» **The task**
Check each line of the records below for the word "Frequency" and copy those where it appears.

%%

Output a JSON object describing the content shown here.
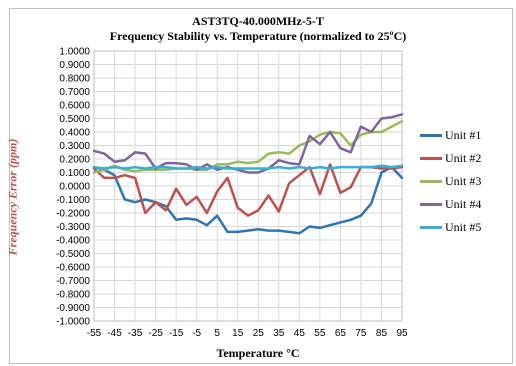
{
  "chart_data": {
    "type": "line",
    "title": "AST3TQ-40.000MHz-5-T",
    "subtitle": "Frequency Stability vs. Temperature (normalized to 25ºC)",
    "xlabel": "Temperature °C",
    "ylabel": "Frequency Error (ppm)",
    "xlim": [
      -55,
      95
    ],
    "ylim": [
      -1.0,
      1.0
    ],
    "x_ticks": [
      "-55",
      "-45",
      "-35",
      "-25",
      "-15",
      "-5",
      "5",
      "15",
      "25",
      "35",
      "45",
      "55",
      "65",
      "75",
      "85",
      "95"
    ],
    "y_ticks": [
      "1.0000",
      "0.9000",
      "0.8000",
      "0.7000",
      "0.6000",
      "0.5000",
      "0.4000",
      "0.3000",
      "0.2000",
      "0.1000",
      "0.0000",
      "-0.1000",
      "-0.2000",
      "-0.3000",
      "-0.4000",
      "-0.5000",
      "-0.6000",
      "-0.7000",
      "-0.8000",
      "-0.9000",
      "-1.0000"
    ],
    "grid": true,
    "legend_position": "right",
    "series": [
      {
        "name": "Unit #1",
        "color": "#2e75b6",
        "x": [
          -55,
          -50,
          -45,
          -40,
          -35,
          -30,
          -25,
          -20,
          -15,
          -10,
          -5,
          0,
          5,
          10,
          15,
          20,
          25,
          30,
          35,
          40,
          45,
          50,
          55,
          60,
          65,
          70,
          75,
          80,
          85,
          90,
          95
        ],
        "y": [
          0.14,
          0.12,
          0.08,
          -0.1,
          -0.12,
          -0.1,
          -0.12,
          -0.15,
          -0.25,
          -0.24,
          -0.25,
          -0.29,
          -0.22,
          -0.34,
          -0.34,
          -0.33,
          -0.32,
          -0.33,
          -0.33,
          -0.34,
          -0.35,
          -0.3,
          -0.31,
          -0.29,
          -0.27,
          -0.25,
          -0.22,
          -0.13,
          0.1,
          0.14,
          0.06
        ]
      },
      {
        "name": "Unit #2",
        "color": "#c0504d",
        "x": [
          -55,
          -50,
          -45,
          -40,
          -35,
          -30,
          -25,
          -20,
          -15,
          -10,
          -5,
          0,
          5,
          10,
          15,
          20,
          25,
          30,
          35,
          40,
          45,
          50,
          55,
          60,
          65,
          70,
          75,
          80,
          85,
          90,
          95
        ],
        "y": [
          0.13,
          0.06,
          0.06,
          0.08,
          0.06,
          -0.2,
          -0.12,
          -0.18,
          -0.02,
          -0.14,
          -0.08,
          -0.2,
          -0.04,
          0.06,
          -0.16,
          -0.22,
          -0.18,
          -0.07,
          -0.19,
          0.02,
          0.08,
          0.14,
          -0.06,
          0.16,
          -0.05,
          -0.01,
          0.14,
          0.14,
          0.13,
          0.13,
          0.14
        ]
      },
      {
        "name": "Unit #3",
        "color": "#9bbb59",
        "x": [
          -55,
          -50,
          -45,
          -40,
          -35,
          -30,
          -25,
          -20,
          -15,
          -10,
          -5,
          0,
          5,
          10,
          15,
          20,
          25,
          30,
          35,
          40,
          45,
          50,
          55,
          60,
          65,
          70,
          75,
          80,
          85,
          90,
          95
        ],
        "y": [
          0.1,
          0.12,
          0.15,
          0.12,
          0.11,
          0.12,
          0.12,
          0.12,
          0.13,
          0.13,
          0.12,
          0.12,
          0.16,
          0.16,
          0.18,
          0.17,
          0.18,
          0.24,
          0.25,
          0.24,
          0.3,
          0.33,
          0.38,
          0.4,
          0.39,
          0.3,
          0.38,
          0.4,
          0.4,
          0.44,
          0.48
        ]
      },
      {
        "name": "Unit #4",
        "color": "#8064a2",
        "x": [
          -55,
          -50,
          -45,
          -40,
          -35,
          -30,
          -25,
          -20,
          -15,
          -10,
          -5,
          0,
          5,
          10,
          15,
          20,
          25,
          30,
          35,
          40,
          45,
          50,
          55,
          60,
          65,
          70,
          75,
          80,
          85,
          90,
          95
        ],
        "y": [
          0.26,
          0.24,
          0.18,
          0.19,
          0.25,
          0.24,
          0.13,
          0.17,
          0.17,
          0.16,
          0.12,
          0.16,
          0.12,
          0.14,
          0.12,
          0.1,
          0.1,
          0.13,
          0.19,
          0.17,
          0.16,
          0.37,
          0.31,
          0.4,
          0.28,
          0.25,
          0.44,
          0.4,
          0.5,
          0.51,
          0.53
        ]
      },
      {
        "name": "Unit #5",
        "color": "#31b0d8",
        "x": [
          -55,
          -50,
          -45,
          -40,
          -35,
          -30,
          -25,
          -20,
          -15,
          -10,
          -5,
          0,
          5,
          10,
          15,
          20,
          25,
          30,
          35,
          40,
          45,
          50,
          55,
          60,
          65,
          70,
          75,
          80,
          85,
          90,
          95
        ],
        "y": [
          0.14,
          0.13,
          0.14,
          0.13,
          0.14,
          0.13,
          0.14,
          0.14,
          0.13,
          0.13,
          0.14,
          0.13,
          0.14,
          0.13,
          0.13,
          0.13,
          0.13,
          0.13,
          0.14,
          0.13,
          0.14,
          0.13,
          0.14,
          0.13,
          0.14,
          0.14,
          0.14,
          0.14,
          0.15,
          0.14,
          0.15
        ]
      }
    ]
  }
}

%%

» **Finished answer**
    "subtitle": "Frequency Stability vs. Temperature (normalized to 25ºC)",
    "ylabel": "Frequency Error (ppm)",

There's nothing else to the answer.